* _WHAT THIS TASK INVOLVES_:
What follows is a listing; give it again exactly, in its entirety.
** Begin RECORD SET **
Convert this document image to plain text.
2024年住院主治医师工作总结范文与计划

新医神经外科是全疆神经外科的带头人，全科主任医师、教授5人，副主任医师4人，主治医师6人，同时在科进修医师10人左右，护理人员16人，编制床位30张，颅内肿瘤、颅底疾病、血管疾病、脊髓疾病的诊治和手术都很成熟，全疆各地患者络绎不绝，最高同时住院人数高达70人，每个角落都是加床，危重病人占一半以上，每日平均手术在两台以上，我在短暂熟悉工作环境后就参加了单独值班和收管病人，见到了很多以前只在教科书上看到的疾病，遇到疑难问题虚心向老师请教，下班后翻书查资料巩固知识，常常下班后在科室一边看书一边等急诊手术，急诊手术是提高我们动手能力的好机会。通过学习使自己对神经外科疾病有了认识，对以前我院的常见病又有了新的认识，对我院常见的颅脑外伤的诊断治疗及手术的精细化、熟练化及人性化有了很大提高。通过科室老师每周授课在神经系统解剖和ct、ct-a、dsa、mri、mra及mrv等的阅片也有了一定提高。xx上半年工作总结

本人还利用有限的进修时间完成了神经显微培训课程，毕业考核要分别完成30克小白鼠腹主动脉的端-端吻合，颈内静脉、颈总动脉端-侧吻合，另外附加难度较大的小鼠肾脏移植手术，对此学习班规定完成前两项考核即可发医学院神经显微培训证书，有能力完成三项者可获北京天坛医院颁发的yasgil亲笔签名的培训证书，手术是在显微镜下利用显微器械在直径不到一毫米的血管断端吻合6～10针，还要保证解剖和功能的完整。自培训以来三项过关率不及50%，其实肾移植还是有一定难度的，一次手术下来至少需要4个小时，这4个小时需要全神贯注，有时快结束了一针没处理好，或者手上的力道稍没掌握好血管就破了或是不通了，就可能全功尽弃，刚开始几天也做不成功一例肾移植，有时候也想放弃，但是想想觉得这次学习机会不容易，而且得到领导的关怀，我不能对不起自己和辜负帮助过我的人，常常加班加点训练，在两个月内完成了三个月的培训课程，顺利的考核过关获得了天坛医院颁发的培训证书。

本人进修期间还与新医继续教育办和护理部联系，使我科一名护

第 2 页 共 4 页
** End RECORD SET **
* _WRITTEN RESPONSE_:
Convert this document image to plain text.
2024年住院主治医师工作总结范文与计划

新医神经外科是全疆神经外科的带头人，全科主任医师、教授5人，副主任医师4人，主治医师6人，同时在科进修医师10人左右，护理人员16人，编制床位30张，颅内肿瘤、颅底疾病、血管疾病、脊髓疾病的诊治和手术都很成熟，全疆各地患者络绎不绝，最高同时住院人数高达70人，每个角落都是加床，危重病人占一半以上，每日平均手术在两台以上，我在短暂熟悉工作环境后就参加了单独值班和收管病人，见到了很多以前只在教科书上看到的疾病，遇到疑难问题虚心向老师请教，下班后翻书查资料巩固知识，常常下班后在科室一边看书一边等急诊手术，急诊手术是提高我们动手能力的好机会。通过学习使自己对神经外科疾病有了认识，对以前我院的常见病又有了新的认识，对我院常见的颅脑外伤的诊断治疗及手术的精细化、熟练化及人性化有了很大提高。通过科室老师每周授课在神经系统解剖和ct、ct-a、dsa、mri、mra及mrv等的阅片也有了一定提高。xx上半年工作总结

本人还利用有限的进修时间完成了神经显微培训课程，毕业考核要分别完成30克小白鼠腹主动脉的端-端吻合，颈内静脉、颈总动脉端-侧吻合，另外附加难度较大的小鼠肾脏移植手术，对此学习班规定完成前两项考核即可发医学院神经显微培训证书，有能力完成三项者可获北京天坛医院颁发的yasgil亲笔签名的培训证书，手术是在显微镜下利用显微器械在直径不到一毫米的血管断端吻合6～10针，还要保证解剖和功能的完整。自培训以来三项过关率不及50%，其实肾移植还是有一定难度的，一次手术下来至少需要4个小时，这4个小时需要全神贯注，有时快结束了一针没处理好，或者手上的力道稍没掌握好血管就破了或是不通了，就可能全功尽弃，刚开始几天也做不成功一例肾移植，有时候也想放弃，但是想想觉得这次学习机会不容易，而且得到领导的关怀，我不能对不起自己和辜负帮助过我的人，常常加班加点训练，在两个月内完成了三个月的培训课程，顺利的考核过关获得了天坛医院颁发的培训证书。

本人进修期间还与新医继续教育办和护理部联系，使我科一名护

第 2 页 共 4 页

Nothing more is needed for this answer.